**AIM**
Output the full listing word for word.

[Dataset entries on figures]
[Start]
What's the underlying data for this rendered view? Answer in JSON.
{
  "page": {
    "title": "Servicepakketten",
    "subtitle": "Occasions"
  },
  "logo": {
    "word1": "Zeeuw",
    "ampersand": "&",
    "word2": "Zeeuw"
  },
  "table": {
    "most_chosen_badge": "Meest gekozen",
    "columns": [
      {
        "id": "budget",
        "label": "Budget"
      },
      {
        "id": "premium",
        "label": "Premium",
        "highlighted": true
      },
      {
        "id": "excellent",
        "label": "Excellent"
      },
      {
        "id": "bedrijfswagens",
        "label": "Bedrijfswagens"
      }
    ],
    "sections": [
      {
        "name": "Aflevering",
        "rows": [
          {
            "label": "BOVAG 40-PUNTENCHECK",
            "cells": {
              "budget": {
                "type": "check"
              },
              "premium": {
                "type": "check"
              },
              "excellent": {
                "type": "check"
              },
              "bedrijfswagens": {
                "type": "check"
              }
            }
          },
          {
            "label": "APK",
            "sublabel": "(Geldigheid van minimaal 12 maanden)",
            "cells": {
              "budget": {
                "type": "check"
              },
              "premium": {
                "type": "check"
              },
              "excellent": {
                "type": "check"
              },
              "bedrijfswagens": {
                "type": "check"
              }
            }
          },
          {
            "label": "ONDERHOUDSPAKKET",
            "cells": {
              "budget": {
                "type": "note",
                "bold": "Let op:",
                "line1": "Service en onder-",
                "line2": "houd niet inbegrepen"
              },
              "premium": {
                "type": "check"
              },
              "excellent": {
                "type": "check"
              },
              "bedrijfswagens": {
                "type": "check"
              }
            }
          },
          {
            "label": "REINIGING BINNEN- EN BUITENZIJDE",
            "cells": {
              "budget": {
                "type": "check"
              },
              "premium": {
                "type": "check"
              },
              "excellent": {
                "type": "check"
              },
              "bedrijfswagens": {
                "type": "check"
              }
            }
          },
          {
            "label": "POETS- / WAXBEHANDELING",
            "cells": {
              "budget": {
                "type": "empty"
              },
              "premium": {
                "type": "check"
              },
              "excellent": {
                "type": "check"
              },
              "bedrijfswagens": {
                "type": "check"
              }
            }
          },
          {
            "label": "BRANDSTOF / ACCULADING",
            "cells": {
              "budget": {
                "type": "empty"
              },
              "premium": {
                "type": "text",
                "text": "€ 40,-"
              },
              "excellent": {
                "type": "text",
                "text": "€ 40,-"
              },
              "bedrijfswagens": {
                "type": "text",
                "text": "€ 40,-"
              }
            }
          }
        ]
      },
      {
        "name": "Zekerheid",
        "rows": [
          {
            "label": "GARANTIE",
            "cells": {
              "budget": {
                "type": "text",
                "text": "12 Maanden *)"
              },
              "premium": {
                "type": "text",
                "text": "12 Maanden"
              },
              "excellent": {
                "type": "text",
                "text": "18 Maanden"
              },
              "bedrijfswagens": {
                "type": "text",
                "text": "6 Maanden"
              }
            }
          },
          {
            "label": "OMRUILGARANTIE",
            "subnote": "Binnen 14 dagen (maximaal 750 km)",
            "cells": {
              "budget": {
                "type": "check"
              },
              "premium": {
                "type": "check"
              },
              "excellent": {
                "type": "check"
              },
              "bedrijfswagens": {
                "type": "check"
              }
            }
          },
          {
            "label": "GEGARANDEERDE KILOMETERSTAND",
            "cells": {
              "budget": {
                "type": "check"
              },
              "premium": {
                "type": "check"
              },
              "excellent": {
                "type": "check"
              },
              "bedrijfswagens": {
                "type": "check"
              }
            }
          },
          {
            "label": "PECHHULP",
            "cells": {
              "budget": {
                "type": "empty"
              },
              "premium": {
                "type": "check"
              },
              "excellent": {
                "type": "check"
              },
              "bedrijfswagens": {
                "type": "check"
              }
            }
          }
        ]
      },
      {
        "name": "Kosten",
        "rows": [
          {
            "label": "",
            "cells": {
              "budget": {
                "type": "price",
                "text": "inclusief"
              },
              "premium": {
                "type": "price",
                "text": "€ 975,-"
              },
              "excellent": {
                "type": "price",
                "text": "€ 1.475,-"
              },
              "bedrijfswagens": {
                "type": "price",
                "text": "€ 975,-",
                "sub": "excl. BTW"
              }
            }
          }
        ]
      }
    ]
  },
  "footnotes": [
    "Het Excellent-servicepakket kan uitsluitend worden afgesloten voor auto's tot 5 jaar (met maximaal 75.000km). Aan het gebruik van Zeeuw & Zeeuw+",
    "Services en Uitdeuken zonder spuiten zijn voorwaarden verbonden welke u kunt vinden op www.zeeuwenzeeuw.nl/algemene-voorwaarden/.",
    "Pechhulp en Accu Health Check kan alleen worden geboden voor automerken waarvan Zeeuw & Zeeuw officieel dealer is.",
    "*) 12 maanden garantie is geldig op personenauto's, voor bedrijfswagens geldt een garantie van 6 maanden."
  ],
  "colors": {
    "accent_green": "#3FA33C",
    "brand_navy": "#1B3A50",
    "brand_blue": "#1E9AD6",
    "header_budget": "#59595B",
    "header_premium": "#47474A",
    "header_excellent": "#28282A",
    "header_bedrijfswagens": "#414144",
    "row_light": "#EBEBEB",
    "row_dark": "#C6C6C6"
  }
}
[End]
**SOLUTION TO THIS TASK**
What's the underlying data for this rendered view? Answer in JSON.
{
  "page": {
    "title": "Servicepakketten",
    "subtitle": "Occasions"
  },
  "logo": {
    "word1": "Zeeuw",
    "ampersand": "&",
    "word2": "Zeeuw"
  },
  "table": {
    "most_chosen_badge": "Meest gekozen",
    "columns": [
      {
        "id": "budget",
        "label": "Budget"
      },
      {
        "id": "premium",
        "label": "Premium",
        "highlighted": true
      },
      {
        "id": "excellent",
        "label": "Excellent"
      },
      {
        "id": "bedrijfswagens",
        "label": "Bedrijfswagens"
      }
    ],
    "sections": [
      {
        "name": "Aflevering",
        "rows": [
          {
            "label": "BOVAG 40-PUNTENCHECK",
            "cells": {
              "budget": {
                "type": "check"
              },
              "premium": {
                "type": "check"
              },
              "excellent": {
                "type": "check"
              },
              "bedrijfswagens": {
                "type": "check"
              }
            }
          },
          {
            "label": "APK",
            "sublabel": "(Geldigheid van minimaal 12 maanden)",
            "cells": {
              "budget": {
                "type": "check"
              },
              "premium": {
                "type": "check"
              },
              "excellent": {
                "type": "check"
              },
              "bedrijfswagens": {
                "type": "check"
              }
            }
          },
          {
            "label": "ONDERHOUDSPAKKET",
            "cells": {
              "budget": {
                "type": "note",
                "bold": "Let op:",
                "line1": "Service en onder-",
                "line2": "houd niet inbegrepen"
              },
              "premium": {
                "type": "check"
              },
              "excellent": {
                "type": "check"
              },
              "bedrijfswagens": {
                "type": "check"
              }
            }
          },
          {
            "label": "REINIGING BINNEN- EN BUITENZIJDE",
            "cells": {
              "budget": {
                "type": "check"
              },
              "premium": {
                "type": "check"
              },
              "excellent": {
                "type": "check"
              },
              "bedrijfswagens": {
                "type": "check"
              }
            }
          },
          {
            "label": "POETS- / WAXBEHANDELING",
            "cells": {
              "budget": {
                "type": "empty"
              },
              "premium": {
                "type": "check"
              },
              "excellent": {
                "type": "check"
              },
              "bedrijfswagens": {
                "type": "check"
              }
            }
          },
          {
            "label": "BRANDSTOF / ACCULADING",
            "cells": {
              "budget": {
                "type": "empty"
              },
              "premium": {
                "type": "text",
                "text": "€ 40,-"
              },
              "excellent": {
                "type": "text",
                "text": "€ 40,-"
              },
              "bedrijfswagens": {
                "type": "text",
                "text": "€ 40,-"
              }
            }
          }
        ]
      },
      {
        "name": "Zekerheid",
        "rows": [
          {
            "label": "GARANTIE",
            "cells": {
              "budget": {
                "type": "text",
                "text": "12 Maanden *)"
              },
              "premium": {
                "type": "text",
                "text": "12 Maanden"
              },
              "excellent": {
                "type": "text",
                "text": "18 Maanden"
              },
              "bedrijfswagens": {
                "type": "text",
                "text": "6 Maanden"
              }
            }
          },
          {
            "label": "OMRUILGARANTIE",
            "subnote": "Binnen 14 dagen (maximaal 750 km)",
            "cells": {
              "budget": {
                "type": "check"
              },
              "premium": {
                "type": "check"
              },
              "excellent": {
                "type": "check"
              },
              "bedrijfswagens": {
                "type": "check"
              }
            }
          },
          {
            "label": "GEGARANDEERDE KILOMETERSTAND",
            "cells": {
              "budget": {
                "type": "check"
              },
              "premium": {
                "type": "check"
              },
              "excellent": {
                "type": "check"
              },
              "bedrijfswagens": {
                "type": "check"
              }
            }
          },
          {
            "label": "PECHHULP",
            "cells": {
              "budget": {
                "type": "empty"
              },
              "premium": {
                "type": "check"
              },
              "excellent": {
                "type": "check"
              },
              "bedrijfswagens": {
                "type": "check"
              }
            }
          }
        ]
      },
      {
        "name": "Kosten",
        "rows": [
          {
            "label": "",
            "cells": {
              "budget": {
                "type": "price",
                "text": "inclusief"
              },
              "premium": {
                "type": "price",
                "text": "€ 975,-"
              },
              "excellent": {
                "type": "price",
                "text": "€ 1.475,-"
              },
              "bedrijfswagens": {
                "type": "price",
                "text": "€ 975,-",
                "sub": "excl. BTW"
              }
            }
          }
        ]
      }
    ]
  },
  "footnotes": [
    "Het Excellent-servicepakket kan uitsluitend worden afgesloten voor auto's tot 5 jaar (met maximaal 75.000km). Aan het gebruik van Zeeuw & Zeeuw+",
    "Services en Uitdeuken zonder spuiten zijn voorwaarden verbonden welke u kunt vinden op www.zeeuwenzeeuw.nl/algemene-voorwaarden/.",
    "Pechhulp en Accu Health Check kan alleen worden geboden voor automerken waarvan Zeeuw & Zeeuw officieel dealer is.",
    "*) 12 maanden garantie is geldig op personenauto's, voor bedrijfswagens geldt een garantie van 6 maanden."
  ],
  "colors": {
    "accent_green": "#3FA33C",
    "brand_navy": "#1B3A50",
    "brand_blue": "#1E9AD6",
    "header_budget": "#59595B",
    "header_premium": "#47474A",
    "header_excellent": "#28282A",
    "header_bedrijfswagens": "#414144",
    "row_light": "#EBEBEB",
    "row_dark": "#C6C6C6"
  }
}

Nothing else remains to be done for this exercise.